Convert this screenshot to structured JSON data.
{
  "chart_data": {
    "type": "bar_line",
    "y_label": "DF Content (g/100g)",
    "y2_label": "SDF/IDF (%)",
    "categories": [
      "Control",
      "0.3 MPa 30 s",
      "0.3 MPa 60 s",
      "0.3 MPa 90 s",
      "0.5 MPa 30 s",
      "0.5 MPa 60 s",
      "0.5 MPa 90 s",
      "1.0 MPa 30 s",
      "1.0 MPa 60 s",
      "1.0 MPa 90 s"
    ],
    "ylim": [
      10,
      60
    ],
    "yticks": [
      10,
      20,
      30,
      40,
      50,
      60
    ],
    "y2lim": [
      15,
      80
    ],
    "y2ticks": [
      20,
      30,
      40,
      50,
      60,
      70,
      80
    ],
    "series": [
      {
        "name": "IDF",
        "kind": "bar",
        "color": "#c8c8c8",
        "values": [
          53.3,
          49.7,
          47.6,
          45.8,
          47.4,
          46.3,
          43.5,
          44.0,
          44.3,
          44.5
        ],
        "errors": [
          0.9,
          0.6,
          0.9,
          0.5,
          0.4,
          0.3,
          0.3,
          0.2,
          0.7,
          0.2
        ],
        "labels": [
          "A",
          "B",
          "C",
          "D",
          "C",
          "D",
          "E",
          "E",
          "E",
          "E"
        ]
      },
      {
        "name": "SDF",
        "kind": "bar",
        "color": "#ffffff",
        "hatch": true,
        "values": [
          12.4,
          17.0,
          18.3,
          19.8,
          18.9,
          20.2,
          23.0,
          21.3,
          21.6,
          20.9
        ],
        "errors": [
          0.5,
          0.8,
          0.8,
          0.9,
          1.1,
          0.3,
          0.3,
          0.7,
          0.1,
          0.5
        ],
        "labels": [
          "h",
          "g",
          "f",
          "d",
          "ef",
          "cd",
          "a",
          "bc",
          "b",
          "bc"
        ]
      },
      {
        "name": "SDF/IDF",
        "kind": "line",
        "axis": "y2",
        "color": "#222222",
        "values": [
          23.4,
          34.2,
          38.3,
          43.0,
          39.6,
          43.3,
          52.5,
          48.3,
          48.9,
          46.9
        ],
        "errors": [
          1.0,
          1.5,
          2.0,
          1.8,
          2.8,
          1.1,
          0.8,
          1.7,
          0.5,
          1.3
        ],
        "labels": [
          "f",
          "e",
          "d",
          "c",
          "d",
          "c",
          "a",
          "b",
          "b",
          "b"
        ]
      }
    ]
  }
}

-=-=-

## To do
Every record above should be output exactly.

## Solution
Convert this screenshot to structured JSON data.
{
  "chart_data": {
    "type": "bar_line",
    "y_label": "DF Content (g/100g)",
    "y2_label": "SDF/IDF (%)",
    "categories": [
      "Control",
      "0.3 MPa 30 s",
      "0.3 MPa 60 s",
      "0.3 MPa 90 s",
      "0.5 MPa 30 s",
      "0.5 MPa 60 s",
      "0.5 MPa 90 s",
      "1.0 MPa 30 s",
      "1.0 MPa 60 s",
      "1.0 MPa 90 s"
    ],
    "ylim": [
      10,
      60
    ],
    "yticks": [
      10,
      20,
      30,
      40,
      50,
      60
    ],
    "y2lim": [
      15,
      80
    ],
    "y2ticks": [
      20,
      30,
      40,
      50,
      60,
      70,
      80
    ],
    "series": [
      {
        "name": "IDF",
        "kind": "bar",
        "color": "#c8c8c8",
        "values": [
          53.3,
          49.7,
          47.6,
          45.8,
          47.4,
          46.3,
          43.5,
          44.0,
          44.3,
          44.5
        ],
        "errors": [
          0.9,
          0.6,
          0.9,
          0.5,
          0.4,
          0.3,
          0.3,
          0.2,
          0.7,
          0.2
        ],
        "labels": [
          "A",
          "B",
          "C",
          "D",
          "C",
          "D",
          "E",
          "E",
          "E",
          "E"
        ]
      },
      {
        "name": "SDF",
        "kind": "bar",
        "color": "#ffffff",
        "hatch": true,
        "values": [
          12.4,
          17.0,
          18.3,
          19.8,
          18.9,
          20.2,
          23.0,
          21.3,
          21.6,
          20.9
        ],
        "errors": [
          0.5,
          0.8,
          0.8,
          0.9,
          1.1,
          0.3,
          0.3,
          0.7,
          0.1,
          0.5
        ],
        "labels": [
          "h",
          "g",
          "f",
          "d",
          "ef",
          "cd",
          "a",
          "bc",
          "b",
          "bc"
        ]
      },
      {
        "name": "SDF/IDF",
        "kind": "line",
        "axis": "y2",
        "color": "#222222",
        "values": [
          23.4,
          34.2,
          38.3,
          43.0,
          39.6,
          43.3,
          52.5,
          48.3,
          48.9,
          46.9
        ],
        "errors": [
          1.0,
          1.5,
          2.0,
          1.8,
          2.8,
          1.1,
          0.8,
          1.7,
          0.5,
          1.3
        ],
        "labels": [
          "f",
          "e",
          "d",
          "c",
          "d",
          "c",
          "a",
          "b",
          "b",
          "b"
        ]
      }
    ]
  }
}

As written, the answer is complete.